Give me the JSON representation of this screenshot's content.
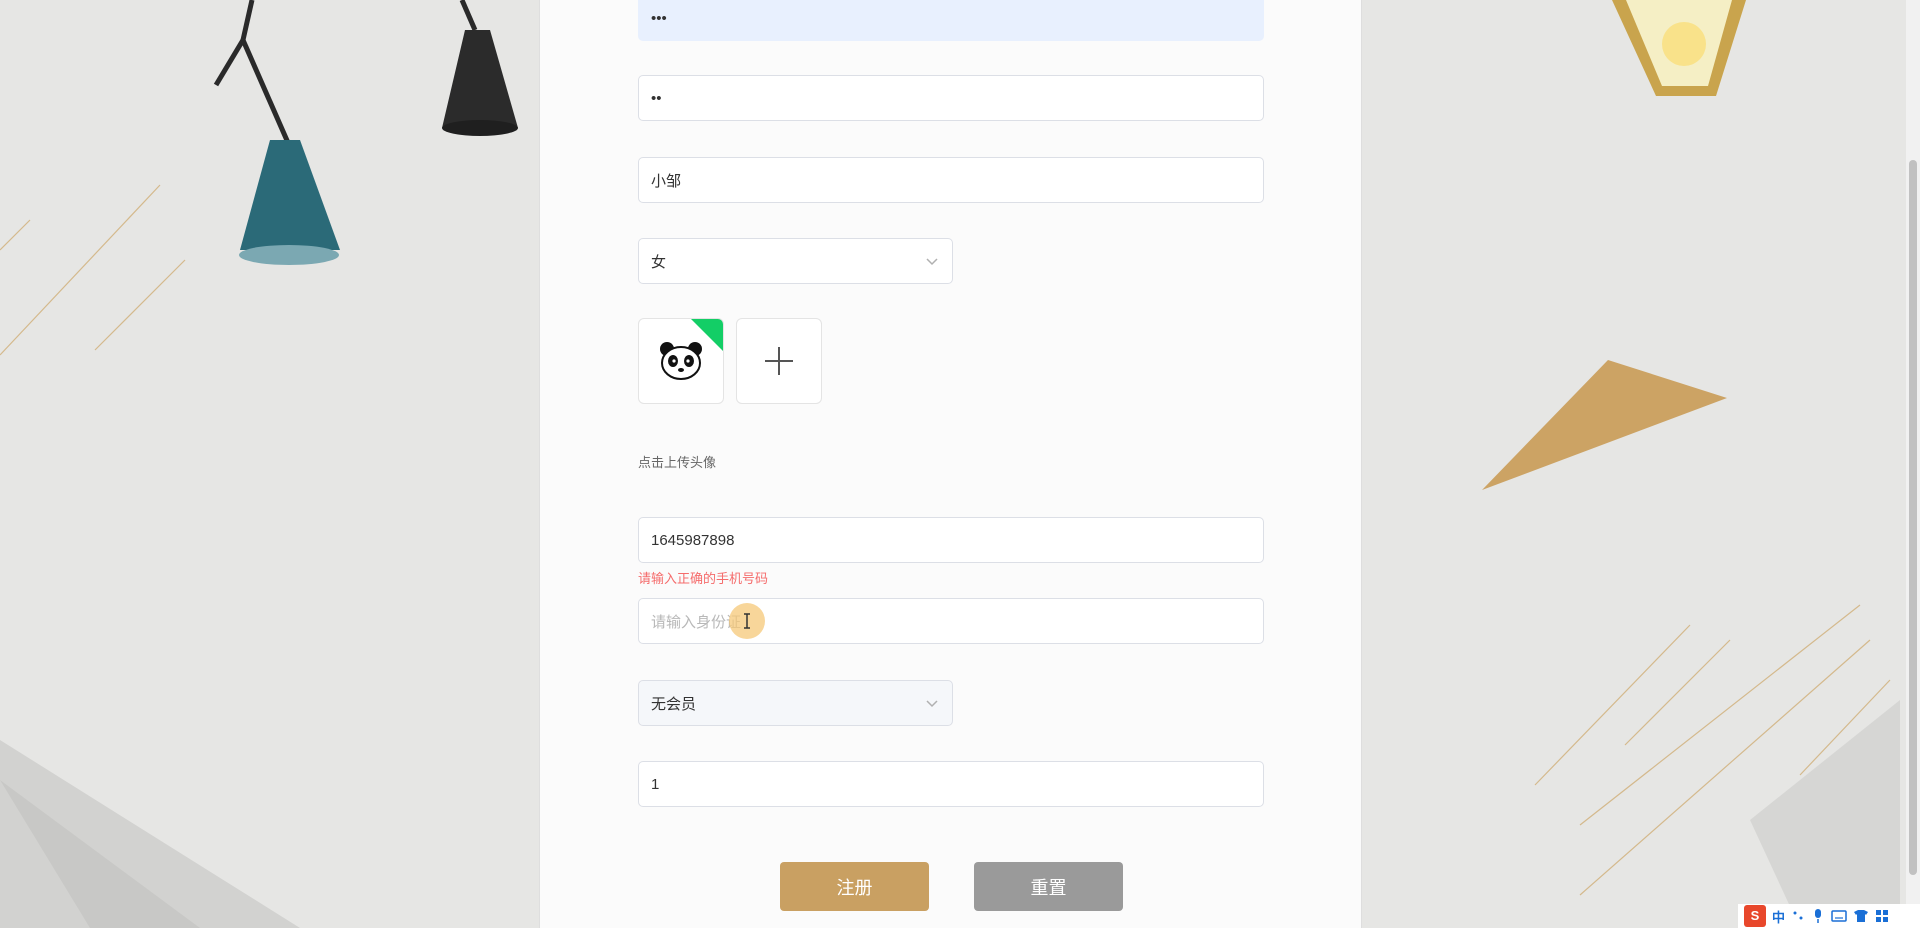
{
  "form": {
    "password_value": "•••",
    "confirm_password_value": "••",
    "nickname_value": "小邹",
    "gender_value": "女",
    "avatar_hint": "点击上传头像",
    "phone_value": "1645987898",
    "phone_error": "请输入正确的手机号码",
    "id_card_placeholder": "请输入身份证",
    "membership_value": "无会员",
    "extra_value": "1"
  },
  "buttons": {
    "register_label": "注册",
    "reset_label": "重置"
  },
  "ime": {
    "logo": "S",
    "mode": "中"
  },
  "colors": {
    "accent": "#c9a062",
    "reset": "#9a9a9a",
    "error": "#f56c6c",
    "autofill": "#e8f0fe"
  }
}
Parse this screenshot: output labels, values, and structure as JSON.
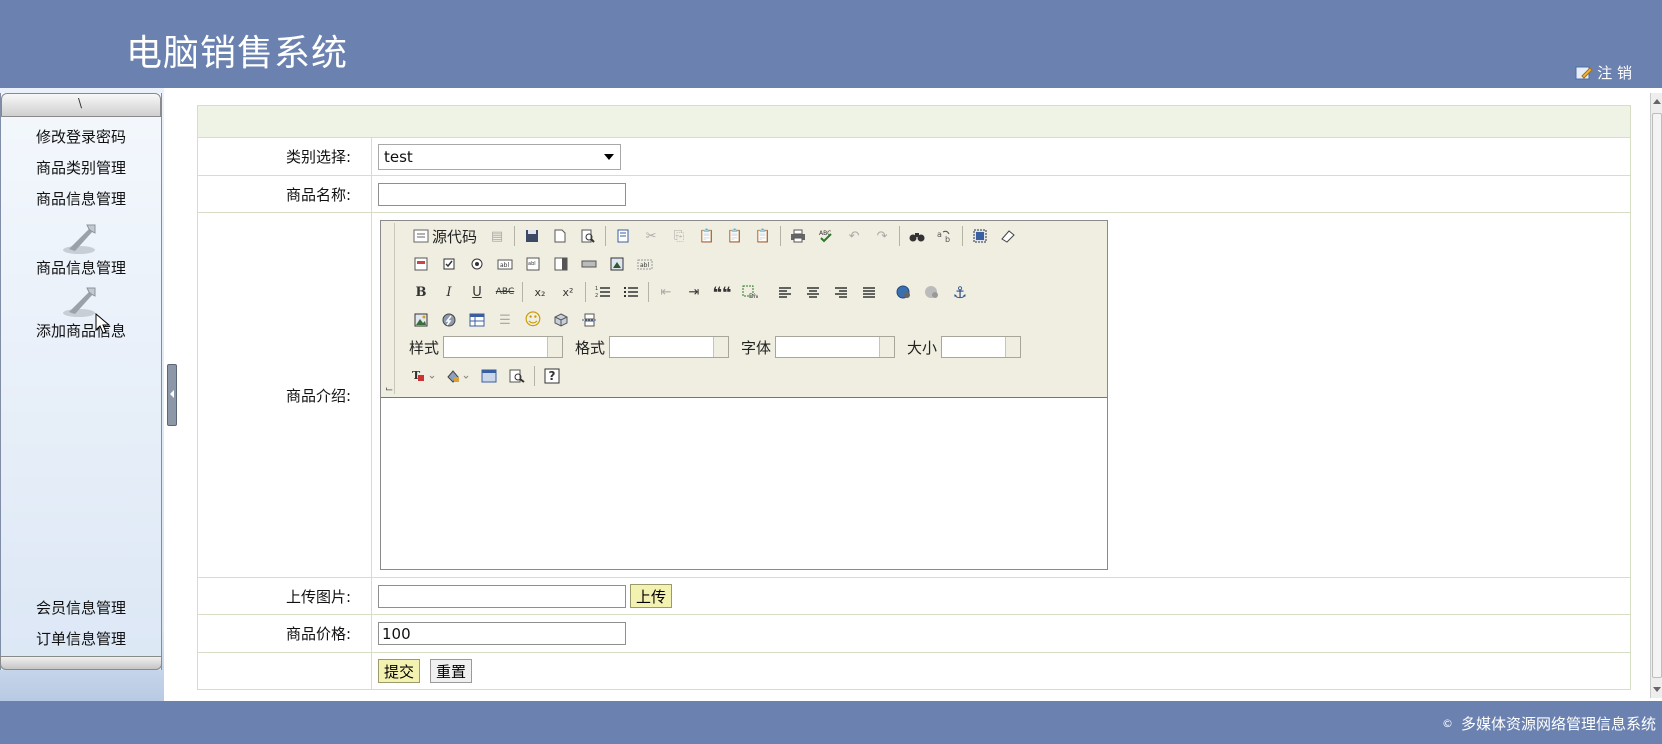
{
  "header": {
    "title": "电脑销售系统",
    "logout_label": "注 销"
  },
  "sidebar": {
    "collapse_glyph": "\\",
    "items": [
      {
        "label": "修改登录密码"
      },
      {
        "label": "商品类别管理"
      },
      {
        "label": "商品信息管理"
      }
    ],
    "sub_items": [
      {
        "label": "商品信息管理"
      },
      {
        "label": "添加商品信息"
      }
    ],
    "bottom_items": [
      {
        "label": "会员信息管理"
      },
      {
        "label": "订单信息管理"
      }
    ]
  },
  "form": {
    "category": {
      "label": "类别选择:",
      "value": "test"
    },
    "name": {
      "label": "商品名称:",
      "value": ""
    },
    "description": {
      "label": "商品介绍:",
      "toolbar": {
        "source_label": "源代码",
        "style_label": "样式",
        "format_label": "格式",
        "font_label": "字体",
        "size_label": "大小",
        "bold": "B",
        "italic": "I",
        "underline": "U",
        "strike": "ABC",
        "subscript": "x₂",
        "superscript": "x²",
        "blockquote": "❝❝",
        "help": "?"
      }
    },
    "image": {
      "label": "上传图片:",
      "value": "",
      "upload_label": "上传"
    },
    "price": {
      "label": "商品价格:",
      "value": "100"
    },
    "submit_label": "提交",
    "reset_label": "重置"
  },
  "footer": {
    "copyright_symbol": "©",
    "text": "多媒体资源网络管理信息系统"
  },
  "colors": {
    "header_bg": "#6b82b0",
    "form_border": "#d6dfc6",
    "band_bg": "#eef3e6",
    "button_yellow": "#f4f2b0"
  }
}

- Stated goal -
How many lines of the listing include the string "this"? Answer with the number alone.

- Complete answer -
2